Segment Start: Exercise data

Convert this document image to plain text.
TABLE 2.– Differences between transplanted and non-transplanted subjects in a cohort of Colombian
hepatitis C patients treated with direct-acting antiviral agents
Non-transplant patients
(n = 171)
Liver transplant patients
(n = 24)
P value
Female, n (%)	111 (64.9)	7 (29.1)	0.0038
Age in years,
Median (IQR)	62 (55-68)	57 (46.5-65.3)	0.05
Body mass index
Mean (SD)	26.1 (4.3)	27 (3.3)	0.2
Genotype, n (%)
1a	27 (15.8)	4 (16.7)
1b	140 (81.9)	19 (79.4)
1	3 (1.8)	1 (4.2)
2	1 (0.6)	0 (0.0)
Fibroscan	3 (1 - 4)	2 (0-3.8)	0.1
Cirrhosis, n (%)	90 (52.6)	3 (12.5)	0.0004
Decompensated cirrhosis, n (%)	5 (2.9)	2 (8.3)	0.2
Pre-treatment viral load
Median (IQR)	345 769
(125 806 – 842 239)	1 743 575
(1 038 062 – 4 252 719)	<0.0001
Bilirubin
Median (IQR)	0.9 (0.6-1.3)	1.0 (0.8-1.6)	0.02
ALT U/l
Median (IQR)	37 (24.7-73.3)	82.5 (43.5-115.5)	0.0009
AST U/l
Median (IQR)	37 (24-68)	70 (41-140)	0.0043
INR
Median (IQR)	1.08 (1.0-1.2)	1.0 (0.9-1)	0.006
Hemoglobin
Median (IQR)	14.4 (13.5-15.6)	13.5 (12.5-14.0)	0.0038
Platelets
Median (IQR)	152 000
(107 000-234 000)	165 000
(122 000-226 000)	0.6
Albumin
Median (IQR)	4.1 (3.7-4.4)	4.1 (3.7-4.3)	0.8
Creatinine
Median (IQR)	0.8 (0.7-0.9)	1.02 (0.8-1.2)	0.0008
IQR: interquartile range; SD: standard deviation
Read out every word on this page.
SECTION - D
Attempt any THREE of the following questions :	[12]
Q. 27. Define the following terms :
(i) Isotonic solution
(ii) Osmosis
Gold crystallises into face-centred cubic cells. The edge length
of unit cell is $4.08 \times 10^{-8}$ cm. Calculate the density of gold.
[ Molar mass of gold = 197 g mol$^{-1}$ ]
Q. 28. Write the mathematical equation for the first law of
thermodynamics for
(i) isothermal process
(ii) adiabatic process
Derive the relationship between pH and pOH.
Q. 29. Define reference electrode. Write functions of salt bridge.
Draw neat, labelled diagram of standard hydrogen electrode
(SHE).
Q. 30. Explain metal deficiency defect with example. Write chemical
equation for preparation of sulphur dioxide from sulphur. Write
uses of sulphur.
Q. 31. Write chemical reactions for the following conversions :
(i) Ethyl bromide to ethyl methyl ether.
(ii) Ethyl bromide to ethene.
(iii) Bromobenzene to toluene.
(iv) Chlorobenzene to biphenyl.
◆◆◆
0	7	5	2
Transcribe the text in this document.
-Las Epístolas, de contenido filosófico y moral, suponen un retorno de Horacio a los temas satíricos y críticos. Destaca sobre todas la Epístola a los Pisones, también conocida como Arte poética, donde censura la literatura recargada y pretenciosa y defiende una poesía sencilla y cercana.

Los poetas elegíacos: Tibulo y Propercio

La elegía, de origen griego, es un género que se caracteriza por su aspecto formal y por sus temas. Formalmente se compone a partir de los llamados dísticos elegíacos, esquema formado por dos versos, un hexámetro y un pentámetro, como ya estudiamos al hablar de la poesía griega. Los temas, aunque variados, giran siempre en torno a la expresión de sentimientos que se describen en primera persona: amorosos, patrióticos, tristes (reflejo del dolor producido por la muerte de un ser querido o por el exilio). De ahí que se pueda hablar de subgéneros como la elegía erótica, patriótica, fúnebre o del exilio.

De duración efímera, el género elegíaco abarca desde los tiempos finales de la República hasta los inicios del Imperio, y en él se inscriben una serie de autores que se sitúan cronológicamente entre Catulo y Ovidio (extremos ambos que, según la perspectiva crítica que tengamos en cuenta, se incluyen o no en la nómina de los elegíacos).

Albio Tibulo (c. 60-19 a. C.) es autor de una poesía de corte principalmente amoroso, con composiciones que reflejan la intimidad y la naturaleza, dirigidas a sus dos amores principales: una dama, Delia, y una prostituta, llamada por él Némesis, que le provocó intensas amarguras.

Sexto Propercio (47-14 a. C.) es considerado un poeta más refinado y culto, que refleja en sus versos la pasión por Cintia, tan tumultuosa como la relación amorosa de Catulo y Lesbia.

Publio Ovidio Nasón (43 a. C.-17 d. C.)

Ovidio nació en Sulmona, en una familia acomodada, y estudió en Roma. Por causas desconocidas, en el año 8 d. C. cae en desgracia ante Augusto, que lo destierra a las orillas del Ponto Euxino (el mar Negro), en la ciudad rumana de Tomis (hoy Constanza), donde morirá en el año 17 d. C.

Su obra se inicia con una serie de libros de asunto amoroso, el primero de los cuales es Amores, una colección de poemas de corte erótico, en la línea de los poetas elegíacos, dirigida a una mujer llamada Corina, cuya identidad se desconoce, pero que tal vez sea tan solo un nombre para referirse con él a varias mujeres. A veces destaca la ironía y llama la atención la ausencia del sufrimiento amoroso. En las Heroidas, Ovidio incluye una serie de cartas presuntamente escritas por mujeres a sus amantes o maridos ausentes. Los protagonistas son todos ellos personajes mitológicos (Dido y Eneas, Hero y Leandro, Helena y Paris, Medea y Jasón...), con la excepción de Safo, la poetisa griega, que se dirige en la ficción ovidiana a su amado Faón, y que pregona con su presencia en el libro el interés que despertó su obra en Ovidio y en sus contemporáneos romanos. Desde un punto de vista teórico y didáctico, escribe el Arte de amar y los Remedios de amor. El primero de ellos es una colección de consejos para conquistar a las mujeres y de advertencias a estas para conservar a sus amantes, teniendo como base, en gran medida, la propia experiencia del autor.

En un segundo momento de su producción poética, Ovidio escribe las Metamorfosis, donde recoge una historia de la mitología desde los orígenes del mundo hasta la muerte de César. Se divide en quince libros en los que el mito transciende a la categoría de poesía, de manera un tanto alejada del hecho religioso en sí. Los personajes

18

Segment End: Exercise data

• Aim of the task
Show all lines above that contain "between".

• Finished exercise
TABLE 2.– Differences between transplanted and non-transplanted subjects in a cohort of Colombian
Derive the relationship between pH and pOH.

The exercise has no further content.